====== RECORDS SUPPLIED

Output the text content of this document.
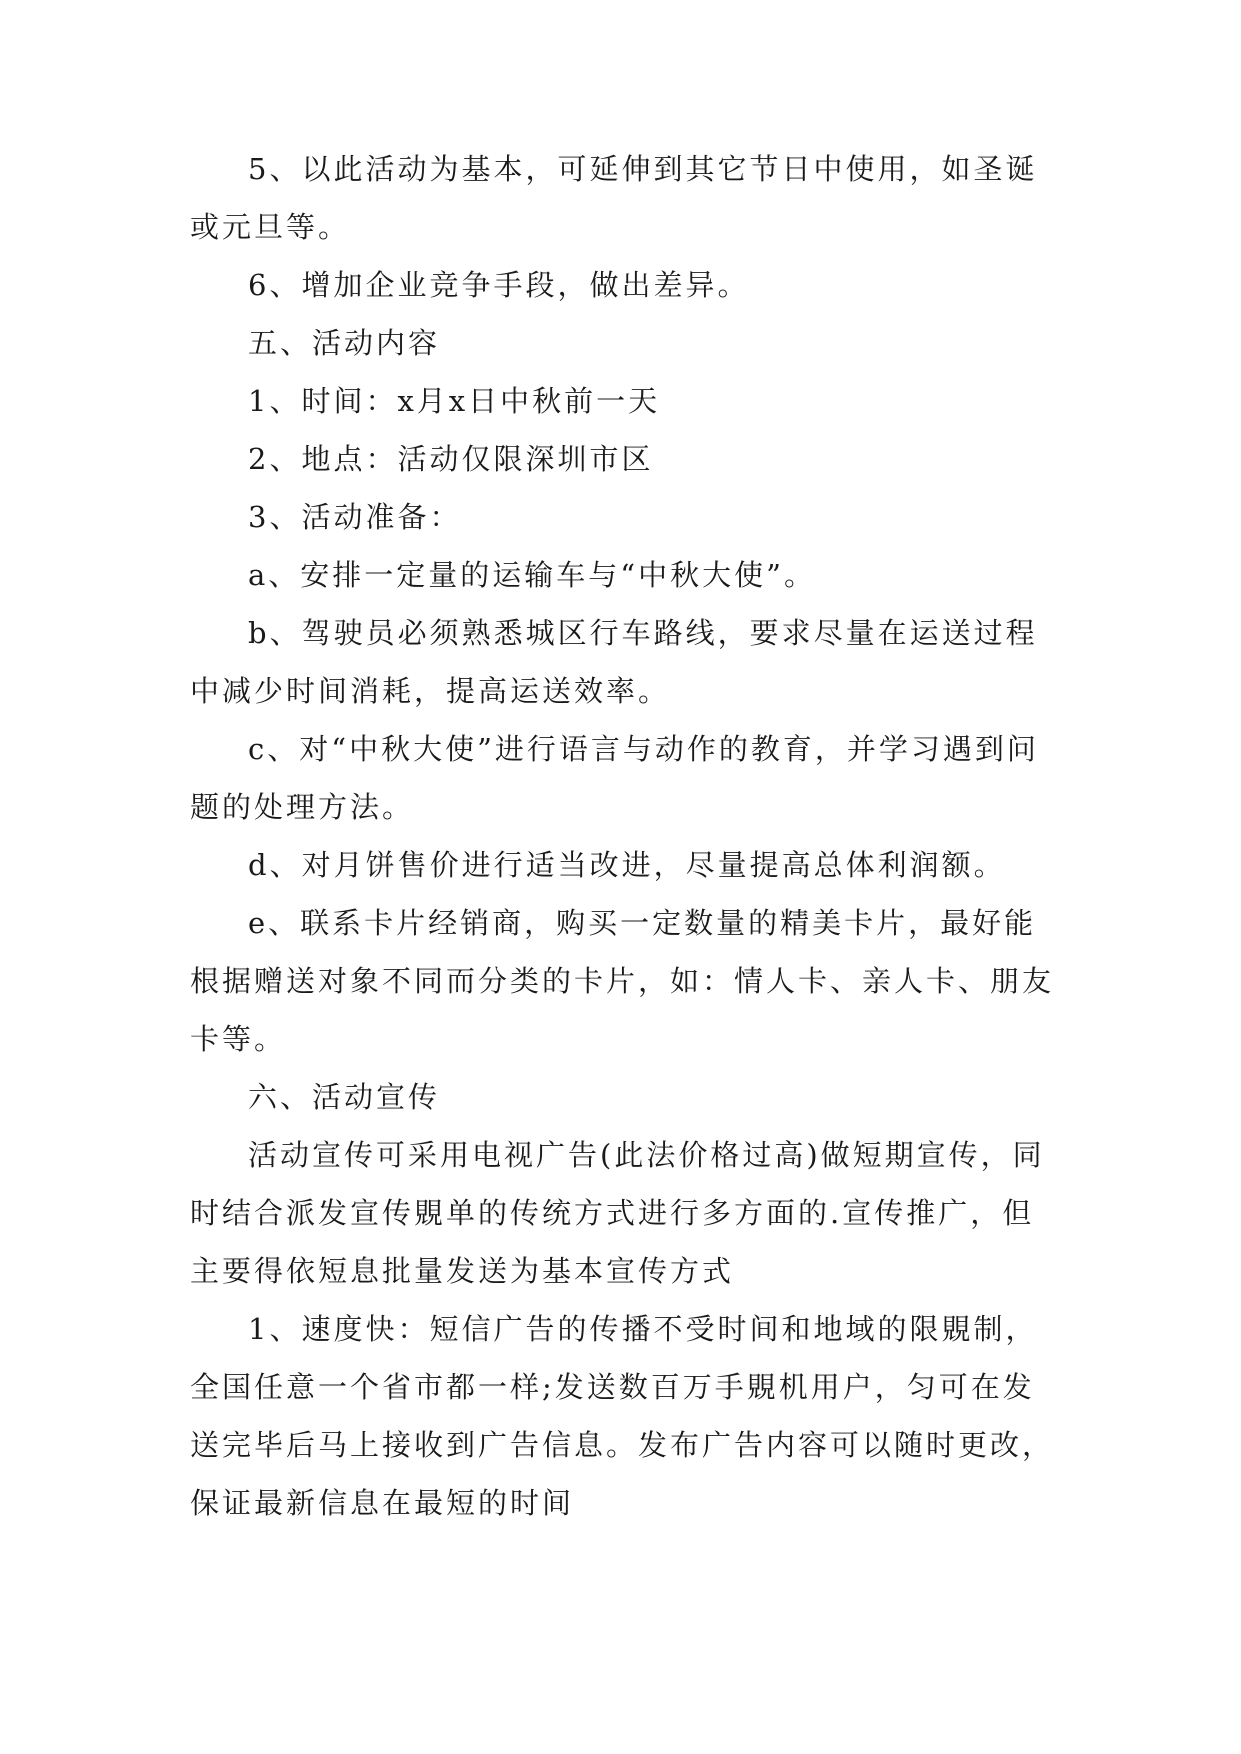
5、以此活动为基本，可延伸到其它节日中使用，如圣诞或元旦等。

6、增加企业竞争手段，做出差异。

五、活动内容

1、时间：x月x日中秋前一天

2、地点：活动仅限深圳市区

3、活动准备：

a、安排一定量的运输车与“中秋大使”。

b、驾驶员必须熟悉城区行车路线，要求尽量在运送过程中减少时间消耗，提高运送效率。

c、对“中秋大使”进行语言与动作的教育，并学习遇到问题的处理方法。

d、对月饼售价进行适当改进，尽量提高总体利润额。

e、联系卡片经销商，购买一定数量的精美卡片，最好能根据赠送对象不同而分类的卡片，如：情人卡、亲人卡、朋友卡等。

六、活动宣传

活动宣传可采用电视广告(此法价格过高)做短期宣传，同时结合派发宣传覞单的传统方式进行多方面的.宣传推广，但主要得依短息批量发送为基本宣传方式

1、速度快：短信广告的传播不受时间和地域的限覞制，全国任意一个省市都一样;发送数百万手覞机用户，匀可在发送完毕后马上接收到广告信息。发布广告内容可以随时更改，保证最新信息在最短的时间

============

- _DIRECTIVE_: Omit every image. Quote each record exactly.

- _EXERCISE SOLUTION_:
Output the text content of this document.
5、以此活动为基本，可延伸到其它节日中使用，如圣诞或元旦等。

6、增加企业竞争手段，做出差异。

五、活动内容

1、时间：x月x日中秋前一天

2、地点：活动仅限深圳市区

3、活动准备：

a、安排一定量的运输车与“中秋大使”。

b、驾驶员必须熟悉城区行车路线，要求尽量在运送过程中减少时间消耗，提高运送效率。

c、对“中秋大使”进行语言与动作的教育，并学习遇到问题的处理方法。

d、对月饼售价进行适当改进，尽量提高总体利润额。

e、联系卡片经销商，购买一定数量的精美卡片，最好能根据赠送对象不同而分类的卡片，如：情人卡、亲人卡、朋友卡等。

六、活动宣传

活动宣传可采用电视广告(此法价格过高)做短期宣传，同时结合派发宣传覞单的传统方式进行多方面的.宣传推广，但主要得依短息批量发送为基本宣传方式

1、速度快：短信广告的传播不受时间和地域的限覞制，全国任意一个省市都一样;发送数百万手覞机用户，匀可在发送完毕后马上接收到广告信息。发布广告内容可以随时更改，保证最新信息在最短的时间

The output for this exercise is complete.